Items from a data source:

-- start --

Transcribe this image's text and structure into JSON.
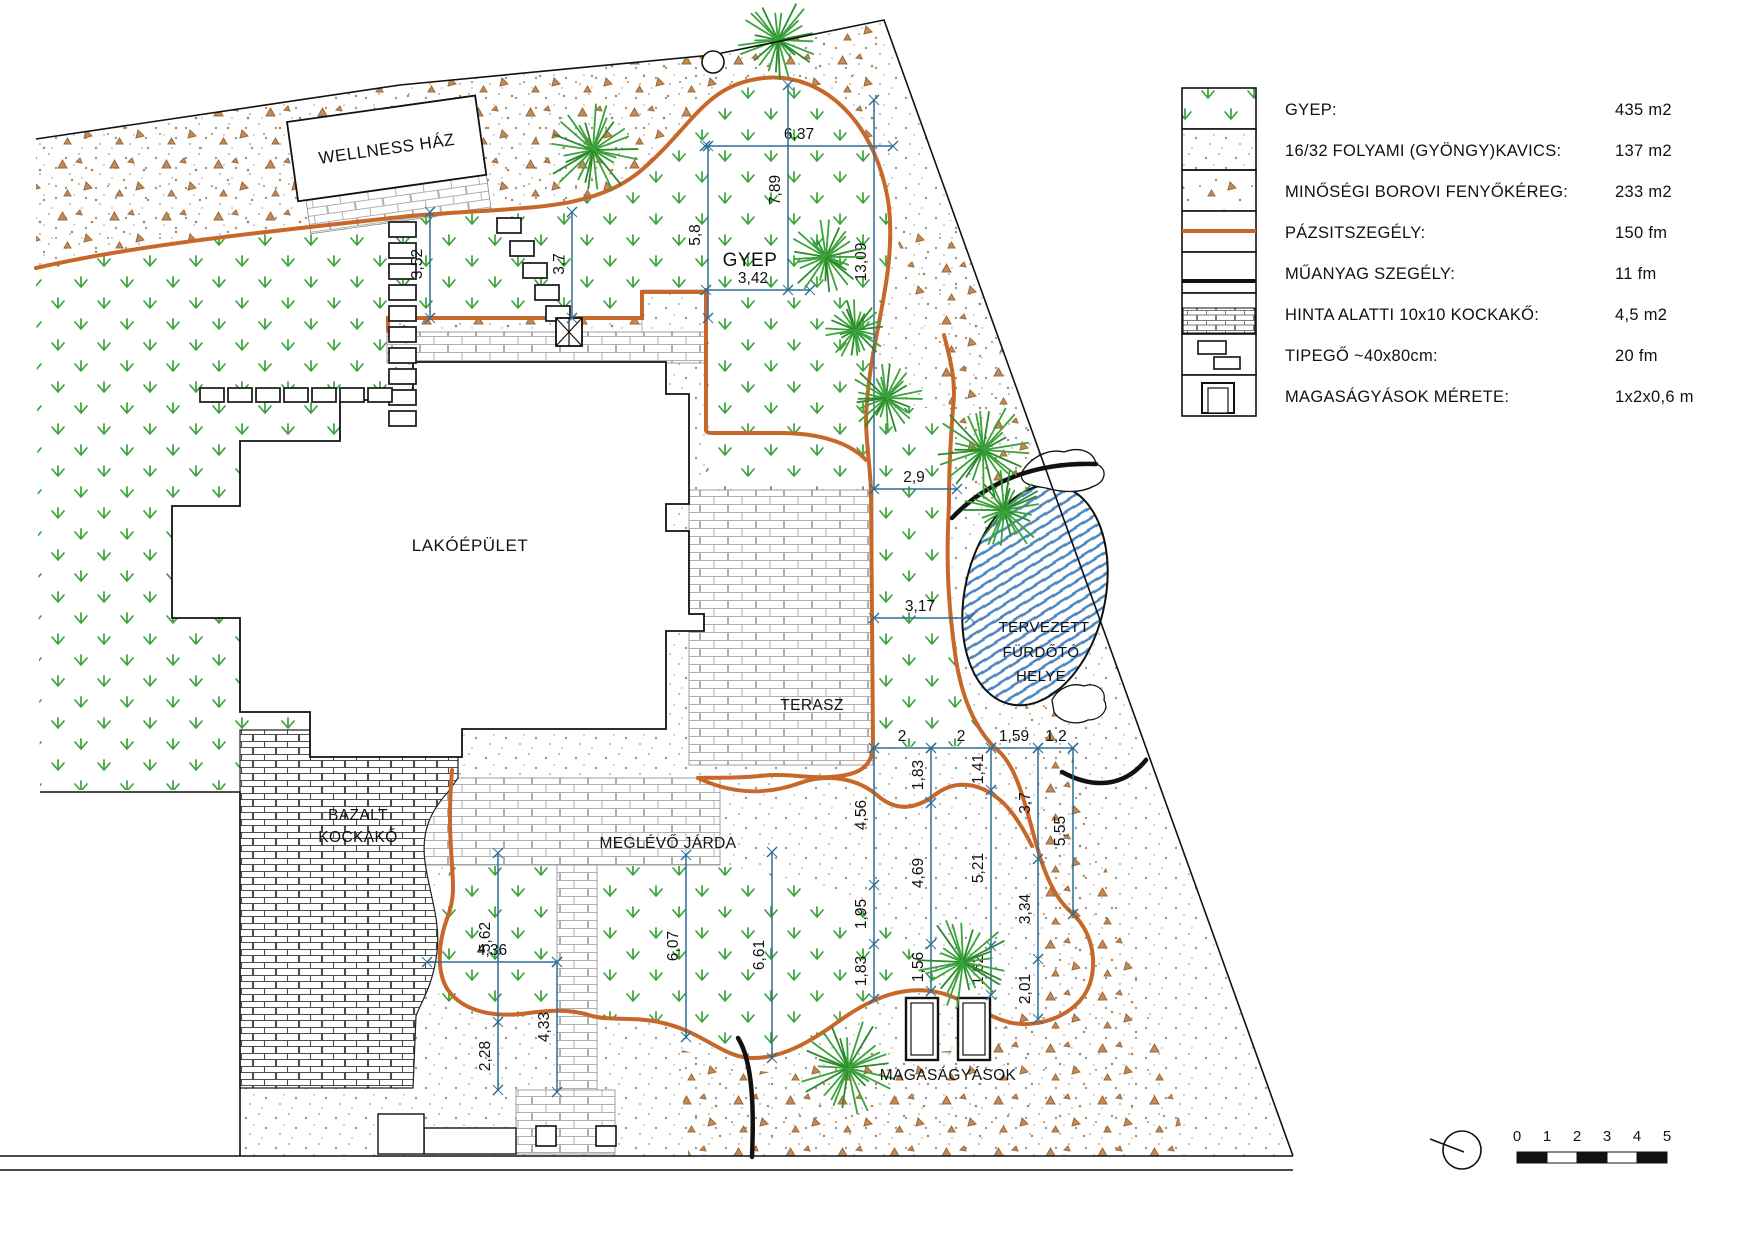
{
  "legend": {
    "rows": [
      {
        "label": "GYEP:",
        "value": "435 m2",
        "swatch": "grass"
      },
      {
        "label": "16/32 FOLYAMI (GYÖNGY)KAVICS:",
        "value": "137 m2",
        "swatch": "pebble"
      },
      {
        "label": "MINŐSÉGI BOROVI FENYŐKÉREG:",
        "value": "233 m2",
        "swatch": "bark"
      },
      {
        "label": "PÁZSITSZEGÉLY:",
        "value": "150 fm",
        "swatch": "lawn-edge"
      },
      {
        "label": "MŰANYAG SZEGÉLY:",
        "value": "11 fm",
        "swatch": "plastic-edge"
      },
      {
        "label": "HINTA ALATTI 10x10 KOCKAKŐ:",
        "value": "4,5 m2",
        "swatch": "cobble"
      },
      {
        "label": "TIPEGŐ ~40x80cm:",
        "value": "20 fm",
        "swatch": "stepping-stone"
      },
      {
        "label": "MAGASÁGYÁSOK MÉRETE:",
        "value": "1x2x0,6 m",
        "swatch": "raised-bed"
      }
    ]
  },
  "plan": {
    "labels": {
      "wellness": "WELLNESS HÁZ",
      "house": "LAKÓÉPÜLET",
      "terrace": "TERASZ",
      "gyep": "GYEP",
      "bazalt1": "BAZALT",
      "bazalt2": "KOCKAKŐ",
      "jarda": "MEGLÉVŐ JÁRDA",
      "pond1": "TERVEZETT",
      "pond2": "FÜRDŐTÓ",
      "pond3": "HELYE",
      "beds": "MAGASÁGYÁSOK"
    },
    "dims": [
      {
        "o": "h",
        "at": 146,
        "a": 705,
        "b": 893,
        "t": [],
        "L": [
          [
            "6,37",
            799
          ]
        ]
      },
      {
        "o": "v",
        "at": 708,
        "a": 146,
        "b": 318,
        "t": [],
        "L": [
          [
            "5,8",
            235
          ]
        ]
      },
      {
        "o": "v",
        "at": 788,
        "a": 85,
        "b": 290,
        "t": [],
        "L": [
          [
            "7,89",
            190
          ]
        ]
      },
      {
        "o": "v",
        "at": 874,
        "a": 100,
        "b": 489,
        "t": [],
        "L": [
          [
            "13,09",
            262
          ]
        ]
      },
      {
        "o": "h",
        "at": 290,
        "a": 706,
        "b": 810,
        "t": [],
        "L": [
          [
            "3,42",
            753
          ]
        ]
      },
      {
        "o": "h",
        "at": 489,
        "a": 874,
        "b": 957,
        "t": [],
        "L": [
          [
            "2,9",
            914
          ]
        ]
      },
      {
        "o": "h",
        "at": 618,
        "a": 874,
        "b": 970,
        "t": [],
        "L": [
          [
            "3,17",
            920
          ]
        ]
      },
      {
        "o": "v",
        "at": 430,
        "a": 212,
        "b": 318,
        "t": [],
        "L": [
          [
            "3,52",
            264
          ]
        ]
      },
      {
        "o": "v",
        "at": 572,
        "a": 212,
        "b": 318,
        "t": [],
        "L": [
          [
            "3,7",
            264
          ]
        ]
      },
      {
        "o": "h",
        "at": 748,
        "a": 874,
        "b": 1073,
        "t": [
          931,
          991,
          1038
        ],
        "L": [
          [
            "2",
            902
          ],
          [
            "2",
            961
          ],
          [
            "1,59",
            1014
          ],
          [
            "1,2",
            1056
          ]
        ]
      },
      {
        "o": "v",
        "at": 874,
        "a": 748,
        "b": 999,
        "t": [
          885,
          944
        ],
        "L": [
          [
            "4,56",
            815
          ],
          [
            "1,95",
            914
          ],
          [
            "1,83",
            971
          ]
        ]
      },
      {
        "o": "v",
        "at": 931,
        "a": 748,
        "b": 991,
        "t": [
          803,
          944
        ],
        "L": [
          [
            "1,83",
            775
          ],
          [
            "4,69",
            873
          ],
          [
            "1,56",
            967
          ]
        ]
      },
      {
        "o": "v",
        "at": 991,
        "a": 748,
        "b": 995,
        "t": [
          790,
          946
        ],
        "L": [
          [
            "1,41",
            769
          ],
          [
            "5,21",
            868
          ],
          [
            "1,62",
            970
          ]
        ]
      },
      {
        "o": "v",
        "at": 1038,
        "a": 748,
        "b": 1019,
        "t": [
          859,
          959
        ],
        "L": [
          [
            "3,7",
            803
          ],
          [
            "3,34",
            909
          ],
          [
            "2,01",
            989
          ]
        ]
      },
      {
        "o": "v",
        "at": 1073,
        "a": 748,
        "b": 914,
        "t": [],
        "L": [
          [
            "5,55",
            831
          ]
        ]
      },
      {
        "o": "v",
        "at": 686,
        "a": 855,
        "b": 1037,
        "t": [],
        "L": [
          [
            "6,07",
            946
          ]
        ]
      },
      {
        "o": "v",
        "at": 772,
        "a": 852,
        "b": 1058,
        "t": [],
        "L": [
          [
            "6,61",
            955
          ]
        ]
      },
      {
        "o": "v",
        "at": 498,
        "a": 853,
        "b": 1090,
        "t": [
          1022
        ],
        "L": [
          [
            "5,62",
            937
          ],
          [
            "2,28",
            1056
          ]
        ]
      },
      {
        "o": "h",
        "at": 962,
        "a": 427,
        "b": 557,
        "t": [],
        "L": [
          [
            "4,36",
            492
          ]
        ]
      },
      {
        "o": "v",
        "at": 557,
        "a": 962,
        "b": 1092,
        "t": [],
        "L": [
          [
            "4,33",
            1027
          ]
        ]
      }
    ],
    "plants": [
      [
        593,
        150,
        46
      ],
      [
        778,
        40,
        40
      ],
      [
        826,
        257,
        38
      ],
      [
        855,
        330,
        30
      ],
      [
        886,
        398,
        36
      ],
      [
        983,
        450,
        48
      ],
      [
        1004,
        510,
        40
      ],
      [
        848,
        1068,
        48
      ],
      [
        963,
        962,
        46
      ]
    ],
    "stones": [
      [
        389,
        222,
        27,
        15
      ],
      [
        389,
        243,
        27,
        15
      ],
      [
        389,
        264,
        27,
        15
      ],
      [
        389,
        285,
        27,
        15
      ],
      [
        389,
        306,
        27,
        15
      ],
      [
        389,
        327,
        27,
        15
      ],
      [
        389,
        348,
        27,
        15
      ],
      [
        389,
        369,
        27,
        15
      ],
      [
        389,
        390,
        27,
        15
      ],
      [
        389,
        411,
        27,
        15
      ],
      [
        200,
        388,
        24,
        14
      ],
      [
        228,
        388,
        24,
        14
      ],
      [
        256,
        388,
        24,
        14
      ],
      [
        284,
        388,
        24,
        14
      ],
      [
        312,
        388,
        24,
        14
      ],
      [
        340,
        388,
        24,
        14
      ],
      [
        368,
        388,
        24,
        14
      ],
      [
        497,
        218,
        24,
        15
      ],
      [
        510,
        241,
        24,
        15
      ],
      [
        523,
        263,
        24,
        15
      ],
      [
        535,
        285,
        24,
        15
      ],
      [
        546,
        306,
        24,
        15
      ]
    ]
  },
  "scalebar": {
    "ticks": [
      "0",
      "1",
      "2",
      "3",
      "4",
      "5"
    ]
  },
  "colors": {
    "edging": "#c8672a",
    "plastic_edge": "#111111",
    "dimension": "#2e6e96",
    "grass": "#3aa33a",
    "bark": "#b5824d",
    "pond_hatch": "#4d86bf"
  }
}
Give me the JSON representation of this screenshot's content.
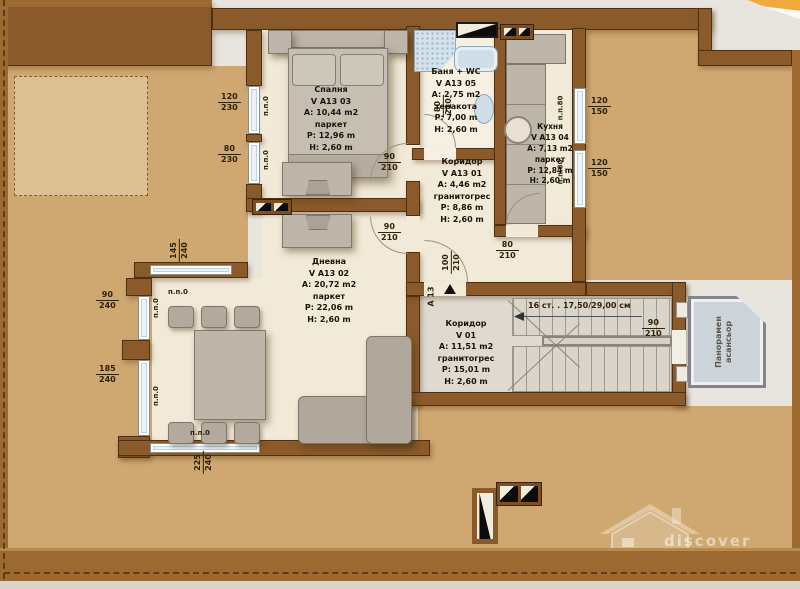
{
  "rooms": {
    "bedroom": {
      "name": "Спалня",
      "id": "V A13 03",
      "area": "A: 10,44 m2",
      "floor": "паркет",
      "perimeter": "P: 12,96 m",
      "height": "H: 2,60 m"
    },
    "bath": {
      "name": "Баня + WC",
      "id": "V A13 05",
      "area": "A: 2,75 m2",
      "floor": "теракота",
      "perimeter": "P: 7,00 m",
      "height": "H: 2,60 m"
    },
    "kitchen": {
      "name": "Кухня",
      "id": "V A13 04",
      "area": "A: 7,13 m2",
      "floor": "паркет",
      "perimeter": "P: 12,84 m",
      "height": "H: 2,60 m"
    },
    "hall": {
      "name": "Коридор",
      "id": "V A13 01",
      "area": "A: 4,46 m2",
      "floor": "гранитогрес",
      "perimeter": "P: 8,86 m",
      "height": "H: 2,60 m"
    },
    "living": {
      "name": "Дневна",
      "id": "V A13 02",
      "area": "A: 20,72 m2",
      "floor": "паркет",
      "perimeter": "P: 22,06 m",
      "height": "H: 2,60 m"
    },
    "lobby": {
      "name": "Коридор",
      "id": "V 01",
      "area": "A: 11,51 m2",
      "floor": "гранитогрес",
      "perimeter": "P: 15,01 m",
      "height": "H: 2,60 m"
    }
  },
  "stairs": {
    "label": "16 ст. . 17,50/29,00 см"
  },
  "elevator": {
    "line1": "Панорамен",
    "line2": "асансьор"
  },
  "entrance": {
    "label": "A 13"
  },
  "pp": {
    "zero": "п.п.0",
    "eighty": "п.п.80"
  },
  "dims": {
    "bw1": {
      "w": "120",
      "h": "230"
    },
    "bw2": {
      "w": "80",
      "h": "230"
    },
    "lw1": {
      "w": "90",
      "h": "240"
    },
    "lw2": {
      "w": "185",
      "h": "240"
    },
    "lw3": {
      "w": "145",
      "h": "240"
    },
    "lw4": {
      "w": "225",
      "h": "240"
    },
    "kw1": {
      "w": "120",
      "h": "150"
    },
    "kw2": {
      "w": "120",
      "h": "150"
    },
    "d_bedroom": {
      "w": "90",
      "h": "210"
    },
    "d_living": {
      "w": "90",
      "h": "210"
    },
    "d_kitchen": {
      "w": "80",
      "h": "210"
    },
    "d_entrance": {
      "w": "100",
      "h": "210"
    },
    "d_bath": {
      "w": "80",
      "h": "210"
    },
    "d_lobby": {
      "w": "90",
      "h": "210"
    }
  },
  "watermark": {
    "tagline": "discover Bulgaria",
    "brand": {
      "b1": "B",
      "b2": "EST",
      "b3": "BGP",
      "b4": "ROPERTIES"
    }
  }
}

-- end --

PROBLEM DETAILS: Looking at the records above, work out how many lines include the string "KOCKAKŐ". Give the number and nothing else.

SOLUTION FOR THIS PROBLEM: 2